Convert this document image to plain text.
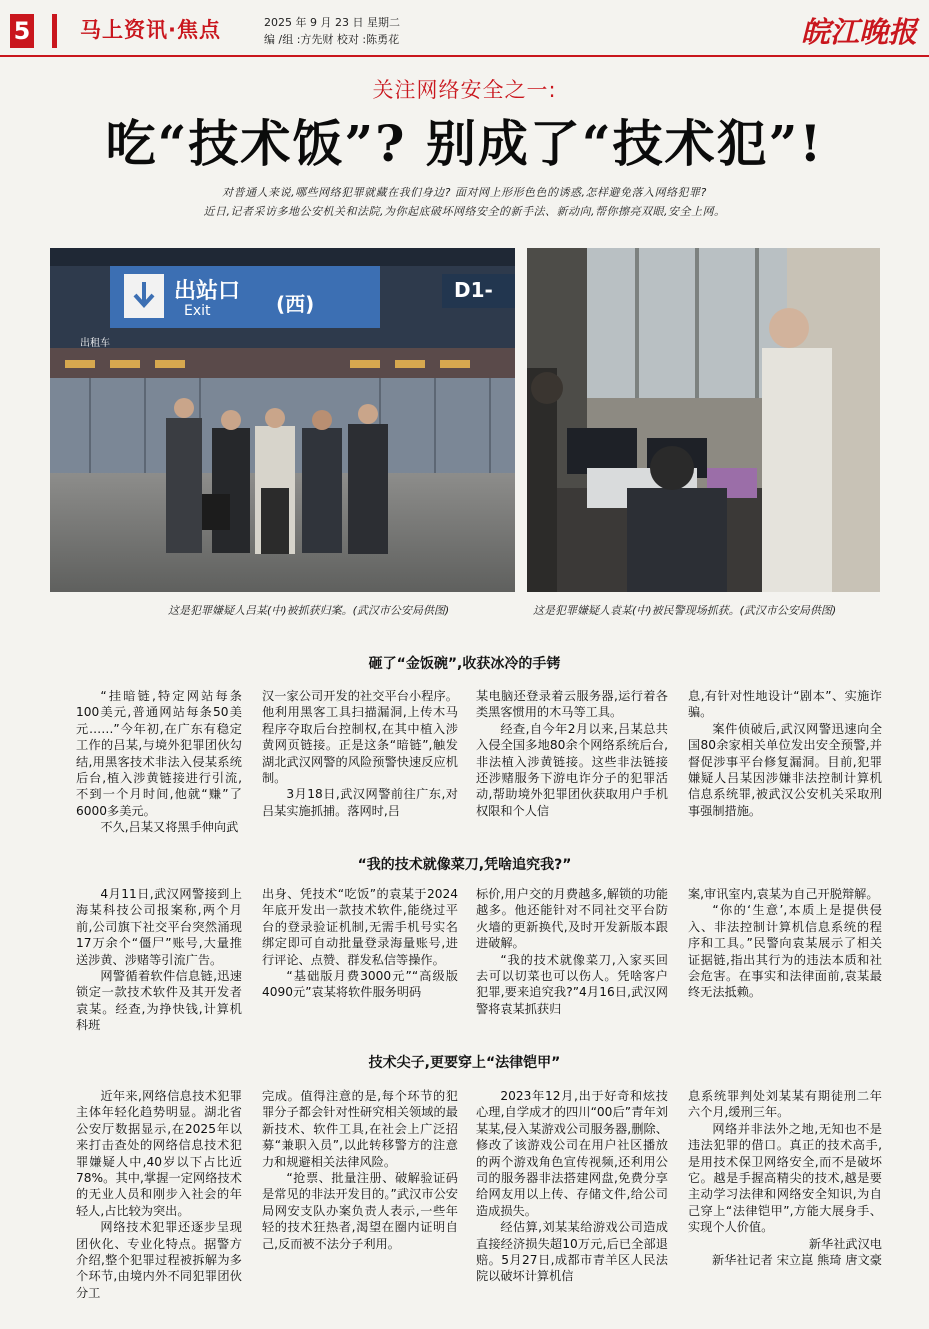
5 马上资讯·焦点	2025 年 9 月 23 日 星期二
编 /组 :方先财 校对 :陈勇花	皖江晚报
关注网络安全之一:
吃“技术饭”? 别成了“技术犯”!
对普通人来说,哪些网络犯罪就藏在我们身边? 面对网上形形色色的诱惑,怎样避免落入网络犯罪?
近日,记者采访多地公安机关和法院,为你起底破坏网络安全的新手法、新动向,帮你擦亮双眼,安全上网。
出站口
Exit	(西)
D1-
出租车
这是犯罪嫌疑人吕某(中)被抓获归案。(武汉市公安局供图)	这是犯罪嫌疑人袁某(中)被民警现场抓获。(武汉市公安局供图)
砸了“金饭碗”,收获冰冷的手铐

“挂暗链,特定网站每条100美元,普通网站每条50美元……”今年初,在广东有稳定工作的吕某,与境外犯罪团伙勾结,用黑客技术非法入侵某系统后台,植入涉黄链接进行引流,不到一个月时间,他就“赚”了6000多美元。

不久,吕某又将黑手伸向武

汉一家公司开发的社交平台小程序。他利用黑客工具扫描漏洞,上传木马程序夺取后台控制权,在其中植入涉黄网页链接。正是这条“暗链”,触发湖北武汉网警的风险预警快速反应机制。

3月18日,武汉网警前往广东,对吕某实施抓捕。落网时,吕

某电脑还登录着云服务器,运行着各类黑客惯用的木马等工具。

经查,自今年2月以来,吕某总共入侵全国多地80余个网络系统后台,非法植入涉黄链接。这些非法链接还涉赌服务下游电诈分子的犯罪活动,帮助境外犯罪团伙获取用户手机权限和个人信

息,有针对性地设计“剧本”、实施诈骗。

案件侦破后,武汉网警迅速向全国80余家相关单位发出安全预警,并督促涉事平台修复漏洞。目前,犯罪嫌疑人吕某因涉嫌非法控制计算机信息系统罪,被武汉公安机关采取刑事强制措施。

“我的技术就像菜刀,凭啥追究我?”

4月11日,武汉网警接到上海某科技公司报案称,两个月前,公司旗下社交平台突然涌现17万余个“僵尸”账号,大量推送涉黄、涉赌等引流广告。

网警循着软件信息链,迅速锁定一款技术软件及其开发者袁某。经查,为挣快钱,计算机科班

出身、凭技术“吃饭”的袁某于2024年底开发出一款技术软件,能绕过平台的登录验证机制,无需手机号实名绑定即可自动批量登录海量账号,进行评论、点赞、群发私信等操作。

“基础版月费3000元”“高级版4090元”袁某将软件服务明码

标价,用户交的月费越多,解锁的功能越多。他还能针对不同社交平台防火墙的更新换代,及时开发新版本跟进破解。

“我的技术就像菜刀,入家买回去可以切菜也可以伤人。凭啥客户犯罪,要来追究我?”4月16日,武汉网警将袁某抓获归

案,审讯室内,袁某为自己开脱辩解。

“你的‘生意’,本质上是提供侵入、非法控制计算机信息系统的程序和工具。”民警向袁某展示了相关证据链,指出其行为的违法本质和社会危害。在事实和法律面前,袁某最终无法抵赖。

技术尖子,更要穿上“法律铠甲”

近年来,网络信息技术犯罪主体年轻化趋势明显。湖北省公安厅数据显示,在2025年以来打击查处的网络信息技术犯罪嫌疑人中,40岁以下占比近78%。其中,掌握一定网络技术的无业人员和刚步入社会的年轻人,占比较为突出。

网络技术犯罪还逐步呈现团伙化、专业化特点。据警方介绍,整个犯罪过程被拆解为多个环节,由境内外不同犯罪团伙分工

完成。值得注意的是,每个环节的犯罪分子都会针对性研究相关领域的最新技术、软件工具,在社会上广泛招募“兼职入员”,以此转移警方的注意力和规避相关法律风险。

“抢票、批量注册、破解验证码是常见的非法开发目的。”武汉市公安局网安支队办案负责人表示,一些年轻的技术狂热者,渴望在圈内证明自己,反而被不法分子利用。

2023年12月,出于好奇和炫技心理,自学成才的四川“00后”青年刘某某,侵入某游戏公司服务器,删除、修改了该游戏公司在用户社区播放的两个游戏角色宣传视频,还利用公司的服务器非法搭建网盘,免费分享给网友用以上传、存储文件,给公司造成损失。

经估算,刘某某给游戏公司造成直接经济损失超10万元,后已全部退赔。5月27日,成都市青羊区人民法院以破坏计算机信

息系统罪判处刘某某有期徒刑二年六个月,缓刑三年。

网络并非法外之地,无知也不是违法犯罪的借口。真正的技术高手,是用技术保卫网络安全,而不是破坏它。越是手握高精尖的技术,越是要主动学习法律和网络安全知识,为自己穿上“法律铠甲”,方能大展身手、实现个人价值。

新华社武汉电
新华社记者 宋立崑 熊琦 唐文豪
######
Task requirements
Within the entries above, work out how many lines contain the word "我的技术就像菜刀". The number alone is the answer.

Result of the task
2